### What the exercise asks:
In the article on Azure ML Studio below, what was the code name for Microsoft Azure?

By Priyal Walpita
This series of articles intend to elaborate the usage of Azure Machine learning and usage of different machine learning tools in Azure ML studio. This is the first post and it walks you through the introduction to the Azure ML studio and how to upload data to the tool.
Following are the other related articles of the series.
- Introduction to Azure ML studio (this article)
- Data pre processing in Azure ML studio
- Build a prediction model in Azure ML studio
- Principle Component Analysis in Azure ML studio
Introduction to Azure ML Studio
Azure Machine Learning Studio (Azure ML Studio) facilitates you to form, check and to create various machine learning models for your data. This is a drag and drop tool which could publish models such as web services by consuming custom apps or business intelligence tools such as Excel.
Azure ML Studio provides you an interactive, visual workspace where your drag and drop data sets and analysis are converted to an interactive canvas. This is a platform for operating machine learning workloads in the cloud. The key objective of this article is to give a brief introduction on Azure ML Studio and to make the reader educated on data uploading procedure through importing data in Azure ML Studio workspace.
Background of Microsoft Azure ML Studio
Microsoft Azure offers the service as a cloud computing service for the fields of building, testing, deploying and managing its applications and facilities from the Microsoft managed data centers. Software, platform and infrastructure are provided as services by Microsoft Azure, supporting numerous programming languages, tools and frameworks, which encloses both Microsoft and third party software and systems.
“Project Red Dog” was the code name when Microsoft Azure announced its name in October 2008, and was released on February 1, 2010. Moreover, on the March 25, 2011, Windows Azure retitled to as Microsoft Azure.
More than 600 Azure services are provided by Microsoft which comprises Computer services, Mobile services, Storage services, Data Management services, Messaging services, Media services, Content Delivery Network services, Azure Block Chain Work Bench services, Azure Function services, etc. The Microsoft Azure Machine Learning service is a part of the Cortana Intelligence Suite which assists you predictive analytics and interactions through data using speech and language through Cortana. Furthermore, on July, 2014, Microsoft introduced Azure machine Learning public preview for the users.
What is Machine Learning?
Let us initially get an idea on ‘What is Machine Learning and its History’, this is the scientific study of algorithms and statistical models that are used by computer systems to perform a specific activity relying only patterns and interface. Sample data known as ‘training data’ are utilized to build mathematical models based on machine learning algorithms to make decisions and predictions. This study is closely associated to computational statistics which focuses on creating predictions through computers.

### Dataset records:

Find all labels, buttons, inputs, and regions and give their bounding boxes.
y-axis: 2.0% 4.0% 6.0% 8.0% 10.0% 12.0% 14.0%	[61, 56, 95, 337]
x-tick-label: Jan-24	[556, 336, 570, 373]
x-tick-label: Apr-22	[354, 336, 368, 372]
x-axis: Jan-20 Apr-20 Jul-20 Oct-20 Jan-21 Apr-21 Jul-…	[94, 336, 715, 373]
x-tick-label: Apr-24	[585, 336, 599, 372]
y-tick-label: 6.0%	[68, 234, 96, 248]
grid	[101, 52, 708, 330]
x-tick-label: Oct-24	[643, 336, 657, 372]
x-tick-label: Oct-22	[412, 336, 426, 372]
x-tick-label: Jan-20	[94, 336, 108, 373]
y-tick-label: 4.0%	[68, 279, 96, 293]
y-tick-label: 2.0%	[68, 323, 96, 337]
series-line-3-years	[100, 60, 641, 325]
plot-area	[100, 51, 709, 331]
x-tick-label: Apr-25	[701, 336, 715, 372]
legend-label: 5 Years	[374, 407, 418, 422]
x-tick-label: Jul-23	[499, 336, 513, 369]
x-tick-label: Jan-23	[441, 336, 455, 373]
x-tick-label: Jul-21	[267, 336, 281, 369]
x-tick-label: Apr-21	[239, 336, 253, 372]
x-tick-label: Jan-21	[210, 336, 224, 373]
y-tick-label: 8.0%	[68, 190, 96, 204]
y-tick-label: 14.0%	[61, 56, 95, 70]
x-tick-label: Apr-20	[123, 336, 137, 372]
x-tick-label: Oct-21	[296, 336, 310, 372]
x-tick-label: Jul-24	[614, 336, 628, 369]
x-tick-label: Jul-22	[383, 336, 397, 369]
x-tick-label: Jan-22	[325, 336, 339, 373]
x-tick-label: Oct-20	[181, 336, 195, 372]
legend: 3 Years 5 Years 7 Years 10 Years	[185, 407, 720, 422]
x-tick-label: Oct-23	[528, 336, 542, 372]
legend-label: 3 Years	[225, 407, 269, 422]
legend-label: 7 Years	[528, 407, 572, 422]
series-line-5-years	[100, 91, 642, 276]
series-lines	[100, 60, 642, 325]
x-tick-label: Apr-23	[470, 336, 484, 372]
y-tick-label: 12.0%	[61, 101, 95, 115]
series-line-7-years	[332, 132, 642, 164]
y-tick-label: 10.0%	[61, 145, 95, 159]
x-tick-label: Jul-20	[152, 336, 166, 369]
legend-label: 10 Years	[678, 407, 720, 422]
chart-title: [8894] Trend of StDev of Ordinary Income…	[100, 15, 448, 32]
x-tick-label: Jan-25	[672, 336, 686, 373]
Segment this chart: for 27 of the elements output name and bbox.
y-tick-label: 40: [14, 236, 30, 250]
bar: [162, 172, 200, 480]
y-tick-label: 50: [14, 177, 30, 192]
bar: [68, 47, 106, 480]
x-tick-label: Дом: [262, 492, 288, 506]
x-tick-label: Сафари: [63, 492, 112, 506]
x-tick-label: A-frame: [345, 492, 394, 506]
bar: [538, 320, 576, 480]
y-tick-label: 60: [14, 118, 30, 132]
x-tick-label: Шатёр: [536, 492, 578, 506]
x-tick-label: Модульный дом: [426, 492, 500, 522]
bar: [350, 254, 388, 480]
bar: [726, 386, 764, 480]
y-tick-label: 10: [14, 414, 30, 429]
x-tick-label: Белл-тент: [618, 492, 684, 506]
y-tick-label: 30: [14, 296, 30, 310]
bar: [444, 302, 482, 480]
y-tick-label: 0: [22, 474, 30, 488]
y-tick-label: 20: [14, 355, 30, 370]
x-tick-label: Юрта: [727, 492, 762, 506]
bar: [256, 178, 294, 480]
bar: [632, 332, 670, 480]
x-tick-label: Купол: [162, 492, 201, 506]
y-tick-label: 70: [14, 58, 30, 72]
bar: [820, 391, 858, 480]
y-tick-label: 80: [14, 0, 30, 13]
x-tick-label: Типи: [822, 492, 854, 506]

### Answer to the task:
Project Red Dog